=== Data in this exercise ===

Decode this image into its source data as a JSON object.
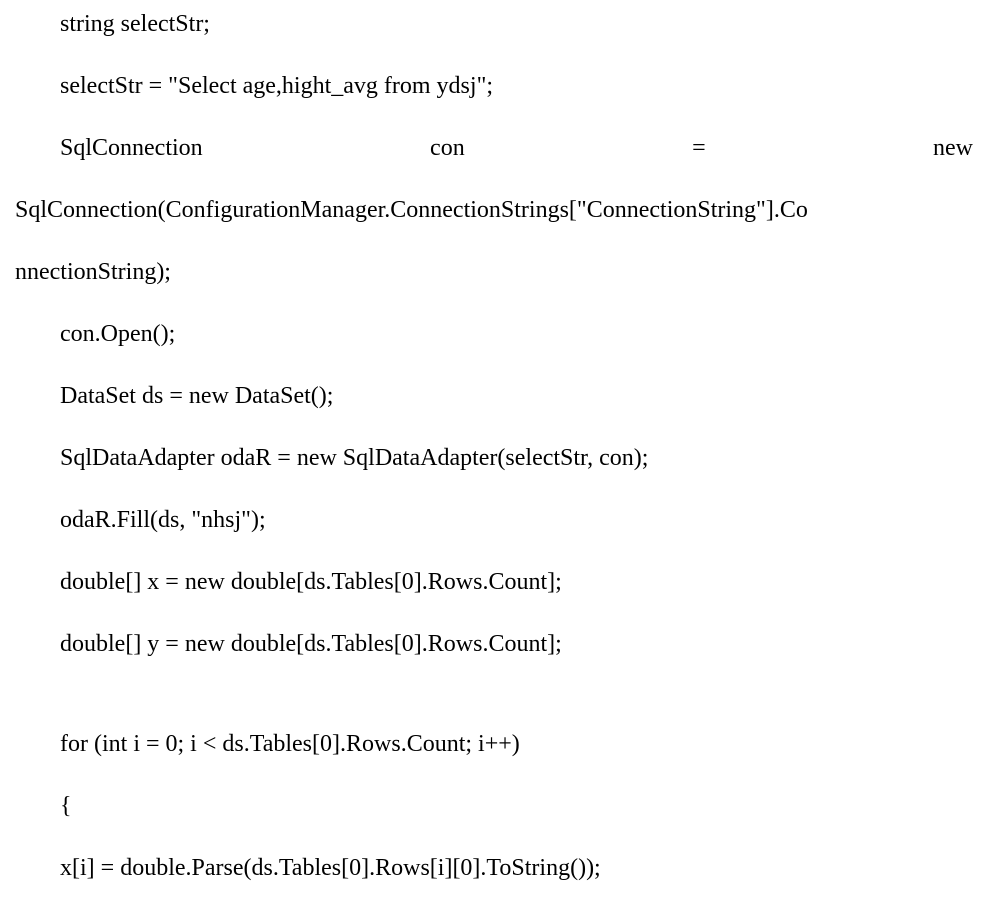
{
  "lines": {
    "l1": "string selectStr;",
    "l2": "selectStr = \"Select age,hight_avg from ydsj\";",
    "l3": "SqlConnection                                  con                                  =                                  new",
    "l4": "SqlConnection(ConfigurationManager.ConnectionStrings[\"ConnectionString\"].Co",
    "l5": "nnectionString);",
    "l6": "con.Open();",
    "l7": "DataSet ds = new DataSet();",
    "l8": "SqlDataAdapter odaR = new SqlDataAdapter(selectStr, con);",
    "l9": "odaR.Fill(ds, \"nhsj\");",
    "l10": "double[] x = new double[ds.Tables[0].Rows.Count];",
    "l11": "double[] y = new double[ds.Tables[0].Rows.Count];",
    "l12": "for (int i = 0; i < ds.Tables[0].Rows.Count; i++)",
    "l13": "{",
    "l14": "x[i] = double.Parse(ds.Tables[0].Rows[i][0].ToString());"
  }
}
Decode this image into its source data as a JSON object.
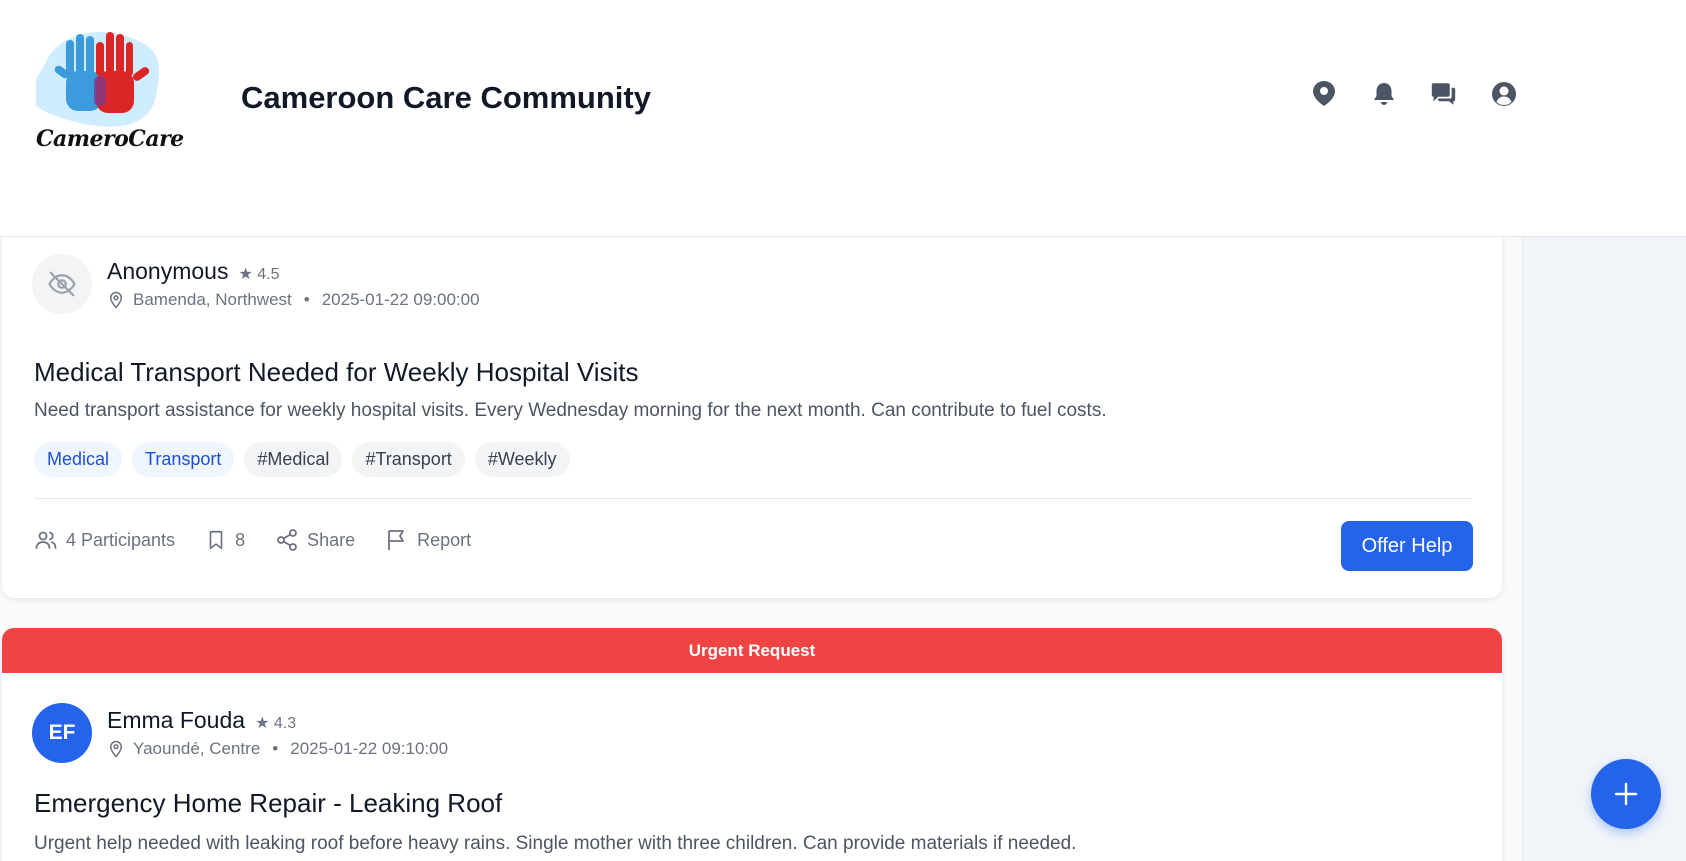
{
  "header": {
    "logo_text": "CameroCare",
    "title": "Cameroon Care Community",
    "icons": [
      "location-icon",
      "bell-icon",
      "chat-icon",
      "user-icon"
    ]
  },
  "posts": [
    {
      "author": "Anonymous",
      "rating": "4.5",
      "location": "Bamenda, Northwest",
      "timestamp": "2025-01-22 09:00:00",
      "title": "Medical Transport Needed for Weekly Hospital Visits",
      "description": "Need transport assistance for weekly hospital visits. Every Wednesday morning for the next month. Can contribute to fuel costs.",
      "categories": [
        "Medical",
        "Transport"
      ],
      "hashtags": [
        "#Medical",
        "#Transport",
        "#Weekly"
      ],
      "participants": "4 Participants",
      "bookmarks": "8",
      "share": "Share",
      "report": "Report",
      "offer_help": "Offer Help",
      "accent_color": "#ef4444"
    },
    {
      "banner": "Urgent Request",
      "author": "Emma Fouda",
      "initials": "EF",
      "rating": "4.3",
      "location": "Yaoundé, Centre",
      "timestamp": "2025-01-22 09:10:00",
      "title": "Emergency Home Repair - Leaking Roof",
      "description": "Urgent help needed with leaking roof before heavy rains. Single mother with three children. Can provide materials if needed.",
      "accent_color": "#ef4444"
    }
  ],
  "fab": {
    "icon": "plus-icon"
  },
  "colors": {
    "primary": "#2563eb",
    "urgent": "#ef4444"
  }
}
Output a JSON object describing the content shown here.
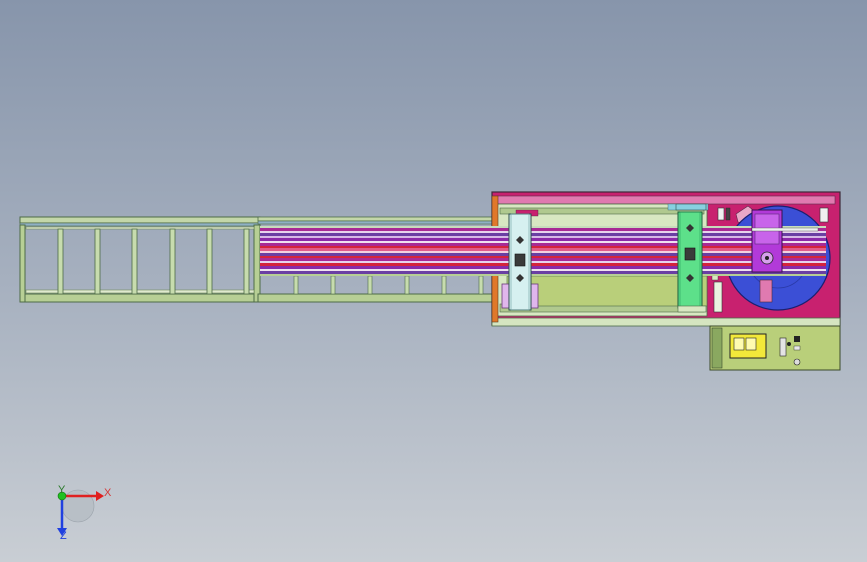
{
  "viewport": {
    "background_top": "#8795ab",
    "background_bottom": "#c9ced4"
  },
  "triad": {
    "x_label": "X",
    "y_label": "Y",
    "z_label": "Z",
    "x_color": "#e02020",
    "y_color": "#20c020",
    "z_color": "#2040e0"
  },
  "model": {
    "colors": {
      "frame_green": "#b7cf95",
      "frame_dark": "#6e8a58",
      "roller_stripe_magenta": "#a82a95",
      "roller_stripe_purple": "#6a3fa3",
      "roller_stripe_red": "#d4243c",
      "roller_stripe_pink": "#e05a8a",
      "housing_magenta": "#c8216f",
      "turntable_blue": "#3b4fd6",
      "motor_purple": "#b23ad9",
      "carriage_cyan": "#d6f0f0",
      "carriage_green": "#5de08a",
      "panel_yellow": "#f2e83a",
      "orange_accent": "#e0782a"
    },
    "parts": [
      "roller-conveyor-frame",
      "belt-conveyor-bed",
      "carriage-left",
      "carriage-right",
      "wrapping-housing",
      "turntable",
      "motor-unit",
      "control-box"
    ]
  }
}
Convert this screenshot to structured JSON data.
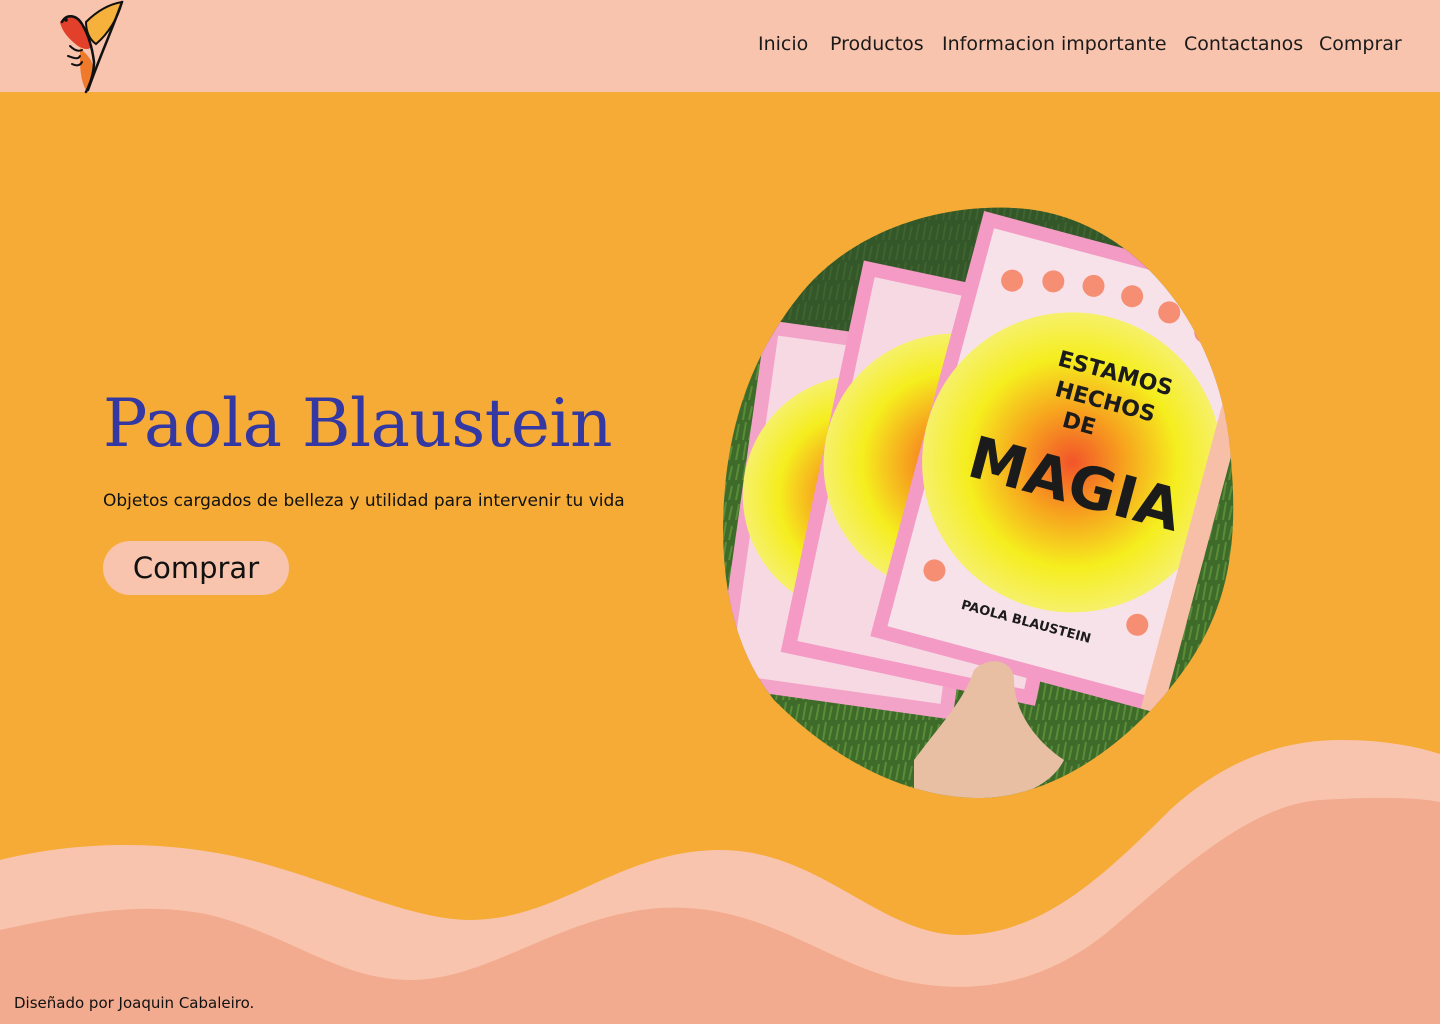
{
  "header": {
    "logo_icon": "bird-logo-icon",
    "nav": [
      {
        "label": "Inicio"
      },
      {
        "label": "Productos"
      },
      {
        "label": "Informacion importante"
      },
      {
        "label": "Contactanos"
      },
      {
        "label": "Comprar"
      }
    ]
  },
  "hero": {
    "title": "Paola Blaustein",
    "subtitle": "Objetos cargados de belleza y utilidad para intervenir tu vida",
    "button_label": "Comprar"
  },
  "photo": {
    "book_title_line1": "ESTAMOS",
    "book_title_line2": "HECHOS",
    "book_title_line3": "DE",
    "book_title_line4": "MAGIA",
    "book_author": "PAOLA BLAUSTEIN"
  },
  "footer": {
    "credit": "Diseñado por Joaquin Cabaleiro."
  },
  "colors": {
    "background": "#F5AB36",
    "header": "#F9C4AE",
    "title": "#3338A3",
    "wave_light": "#F9C4AE",
    "wave_dark": "#F2AB8E"
  }
}
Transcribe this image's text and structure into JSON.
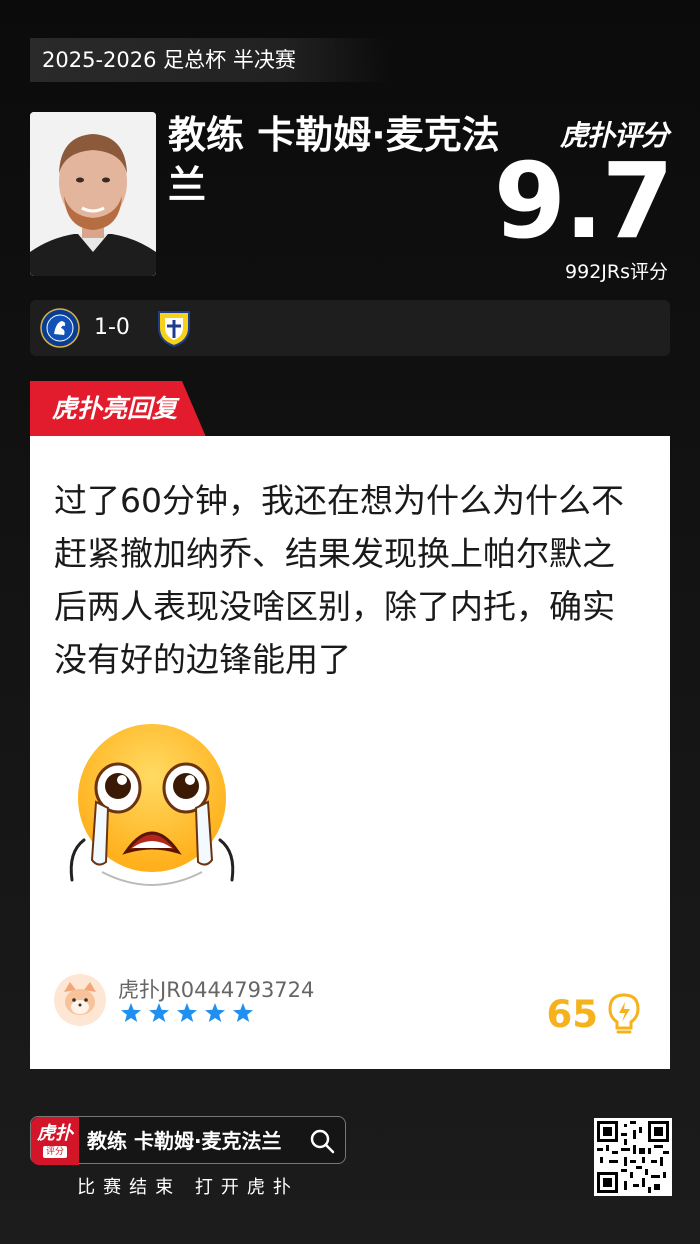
{
  "header": {
    "competition": "2025-2026 足总杯 半决赛",
    "coach_name": "教练 卡勒姆·麦克法兰",
    "brand_rating": "虎扑评分",
    "score": "9.7",
    "votes": "992JRs评分"
  },
  "match": {
    "score": "1-0",
    "home_badge_icon": "chelsea-badge-icon",
    "away_badge_icon": "leeds-badge-icon"
  },
  "comment": {
    "tab_label": "虎扑亮回复",
    "text": "过了60分钟，我还在想为什么为什么不赶紧撤加纳乔、结果发现换上帕尔默之后两人表现没啥区别，除了内托，确实没有好的边锋能用了",
    "emoji_icon": "crying-face-emoji",
    "username": "虎扑JR0444793724",
    "stars": 5,
    "likes": "65"
  },
  "footer": {
    "search_text": "教练 卡勒姆·麦克法兰",
    "app_logo_top": "虎扑",
    "app_logo_bottom": "评分",
    "cta": "比赛结束 打开虎扑"
  },
  "colors": {
    "accent_red": "#d3152a",
    "like_gold": "#f5b21a",
    "star_blue": "#1f8ff0"
  }
}
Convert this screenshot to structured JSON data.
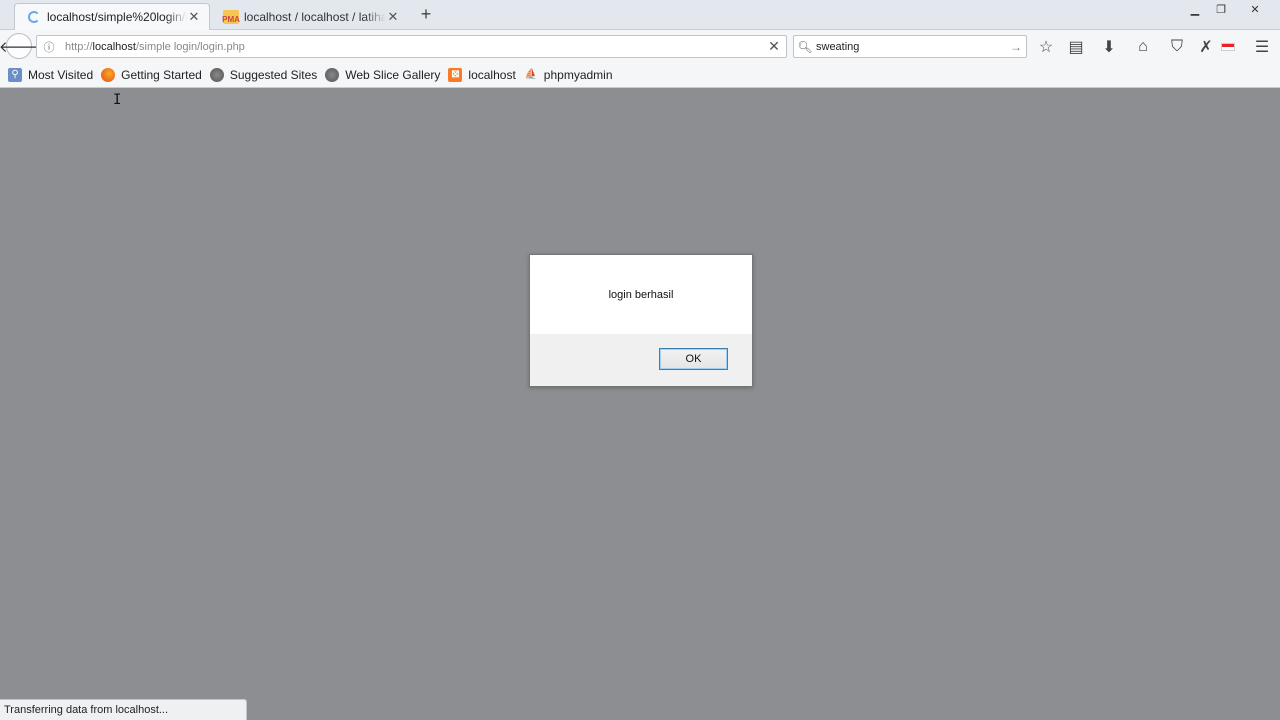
{
  "tabs": [
    {
      "title": "localhost/simple%20login/lo",
      "favicon": "loading-spinner-icon",
      "active": true
    },
    {
      "title": "localhost / localhost / latihan",
      "favicon": "phpmyadmin-icon",
      "active": false
    }
  ],
  "navbar": {
    "url_prefix": "http://",
    "url_host": "localhost",
    "url_path": "/simple login/login.php",
    "search_value": "sweating"
  },
  "bookmarks": [
    {
      "label": "Most Visited",
      "icon": "most-visited-icon"
    },
    {
      "label": "Getting Started",
      "icon": "firefox-icon"
    },
    {
      "label": "Suggested Sites",
      "icon": "globe-icon"
    },
    {
      "label": "Web Slice Gallery",
      "icon": "globe-icon"
    },
    {
      "label": "localhost",
      "icon": "xampp-icon"
    },
    {
      "label": "phpmyadmin",
      "icon": "phpmyadmin-icon"
    }
  ],
  "dialog": {
    "message": "login berhasil",
    "ok_label": "OK"
  },
  "status": {
    "text": "Transferring data from localhost..."
  },
  "colors": {
    "page_overlay": "#8d8e92",
    "dialog_button_border": "#3c7fb1"
  }
}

=== The request ===
Choose all lines containing the string "SqlConnection" and copy them out.

=== Answer in full ===
    "l3": "SqlConnection                                  con                                  =                                  new",
    "l4": "SqlConnection(ConfigurationManager.ConnectionStrings[\"ConnectionString\"].Co",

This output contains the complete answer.